Supplied records >>
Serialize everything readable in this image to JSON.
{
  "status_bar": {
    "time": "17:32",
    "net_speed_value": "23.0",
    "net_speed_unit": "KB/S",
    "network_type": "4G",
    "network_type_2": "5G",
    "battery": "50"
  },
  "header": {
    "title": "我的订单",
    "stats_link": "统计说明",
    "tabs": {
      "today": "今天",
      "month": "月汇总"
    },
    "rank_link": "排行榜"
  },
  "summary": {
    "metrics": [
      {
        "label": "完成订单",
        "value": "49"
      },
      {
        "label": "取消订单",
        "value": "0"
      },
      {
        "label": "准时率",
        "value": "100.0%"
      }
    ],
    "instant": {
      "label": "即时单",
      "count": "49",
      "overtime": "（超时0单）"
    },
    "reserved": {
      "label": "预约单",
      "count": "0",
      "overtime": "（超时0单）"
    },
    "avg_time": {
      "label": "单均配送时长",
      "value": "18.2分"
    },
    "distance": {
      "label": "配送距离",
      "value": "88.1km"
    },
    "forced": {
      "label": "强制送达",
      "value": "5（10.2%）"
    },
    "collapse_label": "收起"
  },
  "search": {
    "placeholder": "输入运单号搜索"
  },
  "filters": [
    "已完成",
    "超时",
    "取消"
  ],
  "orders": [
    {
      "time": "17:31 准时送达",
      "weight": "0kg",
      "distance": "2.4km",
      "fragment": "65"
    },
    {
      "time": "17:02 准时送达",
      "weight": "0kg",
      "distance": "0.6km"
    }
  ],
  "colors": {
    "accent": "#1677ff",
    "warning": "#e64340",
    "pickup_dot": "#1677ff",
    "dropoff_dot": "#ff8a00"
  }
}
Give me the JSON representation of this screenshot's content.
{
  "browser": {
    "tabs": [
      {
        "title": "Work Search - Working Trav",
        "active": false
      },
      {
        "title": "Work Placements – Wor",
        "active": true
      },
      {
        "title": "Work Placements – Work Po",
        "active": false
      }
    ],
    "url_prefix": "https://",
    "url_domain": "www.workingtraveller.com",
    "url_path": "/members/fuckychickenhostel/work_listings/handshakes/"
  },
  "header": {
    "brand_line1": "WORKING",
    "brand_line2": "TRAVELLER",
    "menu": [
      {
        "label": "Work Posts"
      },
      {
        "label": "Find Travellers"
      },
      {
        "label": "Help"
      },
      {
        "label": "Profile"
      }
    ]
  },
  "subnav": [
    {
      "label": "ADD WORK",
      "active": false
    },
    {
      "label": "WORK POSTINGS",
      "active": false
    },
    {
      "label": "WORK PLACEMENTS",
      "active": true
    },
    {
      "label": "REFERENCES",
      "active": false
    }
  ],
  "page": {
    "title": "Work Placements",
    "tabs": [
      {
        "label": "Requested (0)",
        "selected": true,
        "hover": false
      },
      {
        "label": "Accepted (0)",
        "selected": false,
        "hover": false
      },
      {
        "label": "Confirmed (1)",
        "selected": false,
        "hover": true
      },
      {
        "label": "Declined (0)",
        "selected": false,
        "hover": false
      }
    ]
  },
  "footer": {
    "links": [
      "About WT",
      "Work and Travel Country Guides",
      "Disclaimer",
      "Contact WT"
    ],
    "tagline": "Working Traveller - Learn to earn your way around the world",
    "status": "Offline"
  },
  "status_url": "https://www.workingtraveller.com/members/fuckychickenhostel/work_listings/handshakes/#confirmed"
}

Instructions for the task >> Transcribe each entry exactly.

Solution >>
Serialize everything readable in this image to JSON.
{
  "status_bar": {
    "time": "17:32",
    "net_speed_value": "23.0",
    "net_speed_unit": "KB/S",
    "network_type": "4G",
    "network_type_2": "5G",
    "battery": "50"
  },
  "header": {
    "title": "我的订单",
    "stats_link": "统计说明",
    "tabs": {
      "today": "今天",
      "month": "月汇总"
    },
    "rank_link": "排行榜"
  },
  "summary": {
    "metrics": [
      {
        "label": "完成订单",
        "value": "49"
      },
      {
        "label": "取消订单",
        "value": "0"
      },
      {
        "label": "准时率",
        "value": "100.0%"
      }
    ],
    "instant": {
      "label": "即时单",
      "count": "49",
      "overtime": "（超时0单）"
    },
    "reserved": {
      "label": "预约单",
      "count": "0",
      "overtime": "（超时0单）"
    },
    "avg_time": {
      "label": "单均配送时长",
      "value": "18.2分"
    },
    "distance": {
      "label": "配送距离",
      "value": "88.1km"
    },
    "forced": {
      "label": "强制送达",
      "value": "5（10.2%）"
    },
    "collapse_label": "收起"
  },
  "search": {
    "placeholder": "输入运单号搜索"
  },
  "filters": [
    "已完成",
    "超时",
    "取消"
  ],
  "orders": [
    {
      "time": "17:31 准时送达",
      "weight": "0kg",
      "distance": "2.4km",
      "fragment": "65"
    },
    {
      "time": "17:02 准时送达",
      "weight": "0kg",
      "distance": "0.6km"
    }
  ],
  "colors": {
    "accent": "#1677ff",
    "warning": "#e64340",
    "pickup_dot": "#1677ff",
    "dropoff_dot": "#ff8a00"
  }
}
Give me the JSON representation of this screenshot's content.
{
  "browser": {
    "tabs": [
      {
        "title": "Work Search - Working Trav",
        "active": false
      },
      {
        "title": "Work Placements – Wor",
        "active": true
      },
      {
        "title": "Work Placements – Work Po",
        "active": false
      }
    ],
    "url_prefix": "https://",
    "url_domain": "www.workingtraveller.com",
    "url_path": "/members/fuckychickenhostel/work_listings/handshakes/"
  },
  "header": {
    "brand_line1": "WORKING",
    "brand_line2": "TRAVELLER",
    "menu": [
      {
        "label": "Work Posts"
      },
      {
        "label": "Find Travellers"
      },
      {
        "label": "Help"
      },
      {
        "label": "Profile"
      }
    ]
  },
  "subnav": [
    {
      "label": "ADD WORK",
      "active": false
    },
    {
      "label": "WORK POSTINGS",
      "active": false
    },
    {
      "label": "WORK PLACEMENTS",
      "active": true
    },
    {
      "label": "REFERENCES",
      "active": false
    }
  ],
  "page": {
    "title": "Work Placements",
    "tabs": [
      {
        "label": "Requested (0)",
        "selected": true,
        "hover": false
      },
      {
        "label": "Accepted (0)",
        "selected": false,
        "hover": false
      },
      {
        "label": "Confirmed (1)",
        "selected": false,
        "hover": true
      },
      {
        "label": "Declined (0)",
        "selected": false,
        "hover": false
      }
    ]
  },
  "footer": {
    "links": [
      "About WT",
      "Work and Travel Country Guides",
      "Disclaimer",
      "Contact WT"
    ],
    "tagline": "Working Traveller - Learn to earn your way around the world",
    "status": "Offline"
  },
  "status_url": "https://www.workingtraveller.com/members/fuckychickenhostel/work_listings/handshakes/#confirmed"
}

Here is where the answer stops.